* **Stored data**

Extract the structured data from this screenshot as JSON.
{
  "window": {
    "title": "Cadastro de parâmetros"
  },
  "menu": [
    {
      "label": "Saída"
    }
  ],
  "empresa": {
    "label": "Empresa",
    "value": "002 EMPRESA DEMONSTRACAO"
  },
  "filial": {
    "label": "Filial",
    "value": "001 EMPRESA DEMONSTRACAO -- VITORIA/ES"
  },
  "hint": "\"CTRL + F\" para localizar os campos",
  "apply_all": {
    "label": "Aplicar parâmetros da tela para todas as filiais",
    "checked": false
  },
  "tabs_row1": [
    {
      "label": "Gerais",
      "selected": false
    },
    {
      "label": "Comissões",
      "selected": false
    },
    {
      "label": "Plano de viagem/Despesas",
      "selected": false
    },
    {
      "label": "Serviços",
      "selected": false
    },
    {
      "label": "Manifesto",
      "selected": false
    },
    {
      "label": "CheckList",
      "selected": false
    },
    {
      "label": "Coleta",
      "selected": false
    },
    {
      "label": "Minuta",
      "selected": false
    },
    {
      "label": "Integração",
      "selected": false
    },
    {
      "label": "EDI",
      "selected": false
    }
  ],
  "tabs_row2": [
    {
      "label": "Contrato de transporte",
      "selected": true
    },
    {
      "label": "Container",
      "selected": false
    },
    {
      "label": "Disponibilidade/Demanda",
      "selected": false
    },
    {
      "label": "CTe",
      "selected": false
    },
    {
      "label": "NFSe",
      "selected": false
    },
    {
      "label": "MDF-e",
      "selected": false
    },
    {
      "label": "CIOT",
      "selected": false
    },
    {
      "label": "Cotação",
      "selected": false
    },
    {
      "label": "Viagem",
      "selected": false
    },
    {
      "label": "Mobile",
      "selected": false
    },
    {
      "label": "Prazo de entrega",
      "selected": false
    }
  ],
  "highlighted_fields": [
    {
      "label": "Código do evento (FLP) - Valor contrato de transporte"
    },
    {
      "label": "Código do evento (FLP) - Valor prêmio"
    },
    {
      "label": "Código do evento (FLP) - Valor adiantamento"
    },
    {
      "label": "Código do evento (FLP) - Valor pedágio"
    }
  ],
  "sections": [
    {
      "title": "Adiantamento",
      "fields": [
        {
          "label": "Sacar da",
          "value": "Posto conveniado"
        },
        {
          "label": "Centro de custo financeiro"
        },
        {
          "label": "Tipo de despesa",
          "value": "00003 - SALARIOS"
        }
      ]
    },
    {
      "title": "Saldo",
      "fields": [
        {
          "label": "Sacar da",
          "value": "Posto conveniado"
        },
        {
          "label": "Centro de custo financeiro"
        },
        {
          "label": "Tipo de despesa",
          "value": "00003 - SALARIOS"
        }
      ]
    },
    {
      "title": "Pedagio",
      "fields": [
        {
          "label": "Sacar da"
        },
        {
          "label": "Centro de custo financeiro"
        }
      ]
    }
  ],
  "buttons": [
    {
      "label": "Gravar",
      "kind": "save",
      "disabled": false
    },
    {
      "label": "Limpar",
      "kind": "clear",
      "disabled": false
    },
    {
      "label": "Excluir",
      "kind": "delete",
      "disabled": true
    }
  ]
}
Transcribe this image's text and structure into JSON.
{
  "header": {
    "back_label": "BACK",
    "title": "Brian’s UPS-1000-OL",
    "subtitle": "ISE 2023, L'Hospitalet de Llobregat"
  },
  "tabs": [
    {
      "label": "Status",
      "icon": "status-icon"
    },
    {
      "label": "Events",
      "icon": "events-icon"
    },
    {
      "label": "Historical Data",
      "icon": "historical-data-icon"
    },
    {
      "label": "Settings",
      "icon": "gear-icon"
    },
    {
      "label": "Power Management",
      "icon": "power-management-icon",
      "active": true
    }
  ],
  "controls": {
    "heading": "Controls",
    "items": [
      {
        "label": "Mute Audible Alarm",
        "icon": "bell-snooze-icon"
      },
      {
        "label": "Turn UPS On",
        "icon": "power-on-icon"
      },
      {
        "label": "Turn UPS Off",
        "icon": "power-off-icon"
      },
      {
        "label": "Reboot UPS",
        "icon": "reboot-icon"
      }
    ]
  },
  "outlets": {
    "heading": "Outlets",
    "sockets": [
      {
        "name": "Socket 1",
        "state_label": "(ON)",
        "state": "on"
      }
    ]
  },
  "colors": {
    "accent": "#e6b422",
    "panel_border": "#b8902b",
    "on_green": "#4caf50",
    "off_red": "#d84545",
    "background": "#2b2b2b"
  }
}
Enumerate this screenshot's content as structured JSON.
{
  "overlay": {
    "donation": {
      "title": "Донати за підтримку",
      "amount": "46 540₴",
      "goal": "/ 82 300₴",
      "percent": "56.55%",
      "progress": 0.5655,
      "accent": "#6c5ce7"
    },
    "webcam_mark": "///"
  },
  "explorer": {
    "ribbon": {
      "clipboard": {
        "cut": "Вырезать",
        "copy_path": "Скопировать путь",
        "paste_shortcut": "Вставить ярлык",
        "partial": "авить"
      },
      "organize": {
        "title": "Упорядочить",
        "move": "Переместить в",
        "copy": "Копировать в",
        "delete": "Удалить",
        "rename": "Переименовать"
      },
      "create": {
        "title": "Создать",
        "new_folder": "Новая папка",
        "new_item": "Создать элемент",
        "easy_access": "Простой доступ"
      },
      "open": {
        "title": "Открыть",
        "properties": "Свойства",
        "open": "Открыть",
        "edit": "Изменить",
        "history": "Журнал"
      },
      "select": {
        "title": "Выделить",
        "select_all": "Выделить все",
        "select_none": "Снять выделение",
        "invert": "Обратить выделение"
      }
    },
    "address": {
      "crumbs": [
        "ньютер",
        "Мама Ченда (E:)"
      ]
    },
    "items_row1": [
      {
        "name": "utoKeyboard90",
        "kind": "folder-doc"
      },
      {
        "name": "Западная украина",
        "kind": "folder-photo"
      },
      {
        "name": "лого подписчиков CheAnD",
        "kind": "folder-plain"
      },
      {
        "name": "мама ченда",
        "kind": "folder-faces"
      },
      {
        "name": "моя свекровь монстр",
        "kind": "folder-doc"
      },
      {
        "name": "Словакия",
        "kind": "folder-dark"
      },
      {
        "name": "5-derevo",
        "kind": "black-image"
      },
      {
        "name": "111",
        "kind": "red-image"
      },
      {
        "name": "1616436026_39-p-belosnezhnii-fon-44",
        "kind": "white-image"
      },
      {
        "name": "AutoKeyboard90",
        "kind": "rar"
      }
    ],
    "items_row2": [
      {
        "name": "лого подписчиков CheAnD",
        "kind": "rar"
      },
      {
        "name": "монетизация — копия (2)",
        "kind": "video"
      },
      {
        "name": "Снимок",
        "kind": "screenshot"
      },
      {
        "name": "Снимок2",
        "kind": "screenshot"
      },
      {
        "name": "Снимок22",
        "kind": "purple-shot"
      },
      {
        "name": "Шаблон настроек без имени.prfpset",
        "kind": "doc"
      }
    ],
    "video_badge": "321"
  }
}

* **Task details**
Retype every entry word for word.

* **The completed task**
Extract the structured data from this screenshot as JSON.
{
  "window": {
    "title": "Cadastro de parâmetros"
  },
  "menu": [
    {
      "label": "Saída"
    }
  ],
  "empresa": {
    "label": "Empresa",
    "value": "002 EMPRESA DEMONSTRACAO"
  },
  "filial": {
    "label": "Filial",
    "value": "001 EMPRESA DEMONSTRACAO -- VITORIA/ES"
  },
  "hint": "\"CTRL + F\" para localizar os campos",
  "apply_all": {
    "label": "Aplicar parâmetros da tela para todas as filiais",
    "checked": false
  },
  "tabs_row1": [
    {
      "label": "Gerais",
      "selected": false
    },
    {
      "label": "Comissões",
      "selected": false
    },
    {
      "label": "Plano de viagem/Despesas",
      "selected": false
    },
    {
      "label": "Serviços",
      "selected": false
    },
    {
      "label": "Manifesto",
      "selected": false
    },
    {
      "label": "CheckList",
      "selected": false
    },
    {
      "label": "Coleta",
      "selected": false
    },
    {
      "label": "Minuta",
      "selected": false
    },
    {
      "label": "Integração",
      "selected": false
    },
    {
      "label": "EDI",
      "selected": false
    }
  ],
  "tabs_row2": [
    {
      "label": "Contrato de transporte",
      "selected": true
    },
    {
      "label": "Container",
      "selected": false
    },
    {
      "label": "Disponibilidade/Demanda",
      "selected": false
    },
    {
      "label": "CTe",
      "selected": false
    },
    {
      "label": "NFSe",
      "selected": false
    },
    {
      "label": "MDF-e",
      "selected": false
    },
    {
      "label": "CIOT",
      "selected": false
    },
    {
      "label": "Cotação",
      "selected": false
    },
    {
      "label": "Viagem",
      "selected": false
    },
    {
      "label": "Mobile",
      "selected": false
    },
    {
      "label": "Prazo de entrega",
      "selected": false
    }
  ],
  "highlighted_fields": [
    {
      "label": "Código do evento (FLP) - Valor contrato de transporte"
    },
    {
      "label": "Código do evento (FLP) - Valor prêmio"
    },
    {
      "label": "Código do evento (FLP) - Valor adiantamento"
    },
    {
      "label": "Código do evento (FLP) - Valor pedágio"
    }
  ],
  "sections": [
    {
      "title": "Adiantamento",
      "fields": [
        {
          "label": "Sacar da",
          "value": "Posto conveniado"
        },
        {
          "label": "Centro de custo financeiro"
        },
        {
          "label": "Tipo de despesa",
          "value": "00003 - SALARIOS"
        }
      ]
    },
    {
      "title": "Saldo",
      "fields": [
        {
          "label": "Sacar da",
          "value": "Posto conveniado"
        },
        {
          "label": "Centro de custo financeiro"
        },
        {
          "label": "Tipo de despesa",
          "value": "00003 - SALARIOS"
        }
      ]
    },
    {
      "title": "Pedagio",
      "fields": [
        {
          "label": "Sacar da"
        },
        {
          "label": "Centro de custo financeiro"
        }
      ]
    }
  ],
  "buttons": [
    {
      "label": "Gravar",
      "kind": "save",
      "disabled": false
    },
    {
      "label": "Limpar",
      "kind": "clear",
      "disabled": false
    },
    {
      "label": "Excluir",
      "kind": "delete",
      "disabled": true
    }
  ]
}
Transcribe this image's text and structure into JSON.
{
  "header": {
    "back_label": "BACK",
    "title": "Brian’s UPS-1000-OL",
    "subtitle": "ISE 2023, L'Hospitalet de Llobregat"
  },
  "tabs": [
    {
      "label": "Status",
      "icon": "status-icon"
    },
    {
      "label": "Events",
      "icon": "events-icon"
    },
    {
      "label": "Historical Data",
      "icon": "historical-data-icon"
    },
    {
      "label": "Settings",
      "icon": "gear-icon"
    },
    {
      "label": "Power Management",
      "icon": "power-management-icon",
      "active": true
    }
  ],
  "controls": {
    "heading": "Controls",
    "items": [
      {
        "label": "Mute Audible Alarm",
        "icon": "bell-snooze-icon"
      },
      {
        "label": "Turn UPS On",
        "icon": "power-on-icon"
      },
      {
        "label": "Turn UPS Off",
        "icon": "power-off-icon"
      },
      {
        "label": "Reboot UPS",
        "icon": "reboot-icon"
      }
    ]
  },
  "outlets": {
    "heading": "Outlets",
    "sockets": [
      {
        "name": "Socket 1",
        "state_label": "(ON)",
        "state": "on"
      }
    ]
  },
  "colors": {
    "accent": "#e6b422",
    "panel_border": "#b8902b",
    "on_green": "#4caf50",
    "off_red": "#d84545",
    "background": "#2b2b2b"
  }
}
Enumerate this screenshot's content as structured JSON.
{
  "overlay": {
    "donation": {
      "title": "Донати за підтримку",
      "amount": "46 540₴",
      "goal": "/ 82 300₴",
      "percent": "56.55%",
      "progress": 0.5655,
      "accent": "#6c5ce7"
    },
    "webcam_mark": "///"
  },
  "explorer": {
    "ribbon": {
      "clipboard": {
        "cut": "Вырезать",
        "copy_path": "Скопировать путь",
        "paste_shortcut": "Вставить ярлык",
        "partial": "авить"
      },
      "organize": {
        "title": "Упорядочить",
        "move": "Переместить в",
        "copy": "Копировать в",
        "delete": "Удалить",
        "rename": "Переименовать"
      },
      "create": {
        "title": "Создать",
        "new_folder": "Новая папка",
        "new_item": "Создать элемент",
        "easy_access": "Простой доступ"
      },
      "open": {
        "title": "Открыть",
        "properties": "Свойства",
        "open": "Открыть",
        "edit": "Изменить",
        "history": "Журнал"
      },
      "select": {
        "title": "Выделить",
        "select_all": "Выделить все",
        "select_none": "Снять выделение",
        "invert": "Обратить выделение"
      }
    },
    "address": {
      "crumbs": [
        "ньютер",
        "Мама Ченда (E:)"
      ]
    },
    "items_row1": [
      {
        "name": "utoKeyboard90",
        "kind": "folder-doc"
      },
      {
        "name": "Западная украина",
        "kind": "folder-photo"
      },
      {
        "name": "лого подписчиков CheAnD",
        "kind": "folder-plain"
      },
      {
        "name": "мама ченда",
        "kind": "folder-faces"
      },
      {
        "name": "моя свекровь монстр",
        "kind": "folder-doc"
      },
      {
        "name": "Словакия",
        "kind": "folder-dark"
      },
      {
        "name": "5-derevo",
        "kind": "black-image"
      },
      {
        "name": "111",
        "kind": "red-image"
      },
      {
        "name": "1616436026_39-p-belosnezhnii-fon-44",
        "kind": "white-image"
      },
      {
        "name": "AutoKeyboard90",
        "kind": "rar"
      }
    ],
    "items_row2": [
      {
        "name": "лого подписчиков CheAnD",
        "kind": "rar"
      },
      {
        "name": "монетизация — копия (2)",
        "kind": "video"
      },
      {
        "name": "Снимок",
        "kind": "screenshot"
      },
      {
        "name": "Снимок2",
        "kind": "screenshot"
      },
      {
        "name": "Снимок22",
        "kind": "purple-shot"
      },
      {
        "name": "Шаблон настроек без имени.prfpset",
        "kind": "doc"
      }
    ],
    "video_badge": "321"
  }
}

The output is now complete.